*Exercise task:* Your task is to restate the data word for word.

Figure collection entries
################
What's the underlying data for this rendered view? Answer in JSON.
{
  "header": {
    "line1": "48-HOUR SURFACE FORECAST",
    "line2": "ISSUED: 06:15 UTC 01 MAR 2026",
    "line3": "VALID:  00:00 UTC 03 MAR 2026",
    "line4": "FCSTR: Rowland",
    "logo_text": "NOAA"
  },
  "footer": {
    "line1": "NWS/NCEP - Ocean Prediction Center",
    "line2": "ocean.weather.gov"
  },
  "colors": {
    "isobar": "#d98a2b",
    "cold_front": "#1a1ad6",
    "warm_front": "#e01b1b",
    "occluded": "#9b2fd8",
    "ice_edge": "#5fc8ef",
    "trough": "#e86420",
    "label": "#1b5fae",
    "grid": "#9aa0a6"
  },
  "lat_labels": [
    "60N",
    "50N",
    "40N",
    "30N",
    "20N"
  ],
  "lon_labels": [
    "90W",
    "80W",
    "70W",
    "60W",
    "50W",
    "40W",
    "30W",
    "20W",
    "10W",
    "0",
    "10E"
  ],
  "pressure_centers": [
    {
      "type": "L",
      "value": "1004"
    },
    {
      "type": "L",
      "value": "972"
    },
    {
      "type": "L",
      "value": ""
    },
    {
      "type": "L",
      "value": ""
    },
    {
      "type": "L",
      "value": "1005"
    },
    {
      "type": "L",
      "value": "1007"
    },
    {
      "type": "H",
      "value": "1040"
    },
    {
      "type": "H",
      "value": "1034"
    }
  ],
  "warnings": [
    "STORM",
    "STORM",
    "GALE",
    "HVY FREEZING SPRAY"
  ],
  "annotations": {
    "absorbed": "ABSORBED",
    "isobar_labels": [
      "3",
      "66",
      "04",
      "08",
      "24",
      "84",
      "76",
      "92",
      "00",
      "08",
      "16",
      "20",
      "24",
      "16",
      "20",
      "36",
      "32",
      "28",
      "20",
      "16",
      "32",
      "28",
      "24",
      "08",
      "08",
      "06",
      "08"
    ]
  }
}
################
*Written solution:*
What's the underlying data for this rendered view? Answer in JSON.
{
  "header": {
    "line1": "48-HOUR SURFACE FORECAST",
    "line2": "ISSUED: 06:15 UTC 01 MAR 2026",
    "line3": "VALID:  00:00 UTC 03 MAR 2026",
    "line4": "FCSTR: Rowland",
    "logo_text": "NOAA"
  },
  "footer": {
    "line1": "NWS/NCEP - Ocean Prediction Center",
    "line2": "ocean.weather.gov"
  },
  "colors": {
    "isobar": "#d98a2b",
    "cold_front": "#1a1ad6",
    "warm_front": "#e01b1b",
    "occluded": "#9b2fd8",
    "ice_edge": "#5fc8ef",
    "trough": "#e86420",
    "label": "#1b5fae",
    "grid": "#9aa0a6"
  },
  "lat_labels": [
    "60N",
    "50N",
    "40N",
    "30N",
    "20N"
  ],
  "lon_labels": [
    "90W",
    "80W",
    "70W",
    "60W",
    "50W",
    "40W",
    "30W",
    "20W",
    "10W",
    "0",
    "10E"
  ],
  "pressure_centers": [
    {
      "type": "L",
      "value": "1004"
    },
    {
      "type": "L",
      "value": "972"
    },
    {
      "type": "L",
      "value": ""
    },
    {
      "type": "L",
      "value": ""
    },
    {
      "type": "L",
      "value": "1005"
    },
    {
      "type": "L",
      "value": "1007"
    },
    {
      "type": "H",
      "value": "1040"
    },
    {
      "type": "H",
      "value": "1034"
    }
  ],
  "warnings": [
    "STORM",
    "STORM",
    "GALE",
    "HVY FREEZING SPRAY"
  ],
  "annotations": {
    "absorbed": "ABSORBED",
    "isobar_labels": [
      "3",
      "66",
      "04",
      "08",
      "24",
      "84",
      "76",
      "92",
      "00",
      "08",
      "16",
      "20",
      "24",
      "16",
      "20",
      "36",
      "32",
      "28",
      "20",
      "16",
      "32",
      "28",
      "24",
      "08",
      "08",
      "06",
      "08"
    ]
  }
}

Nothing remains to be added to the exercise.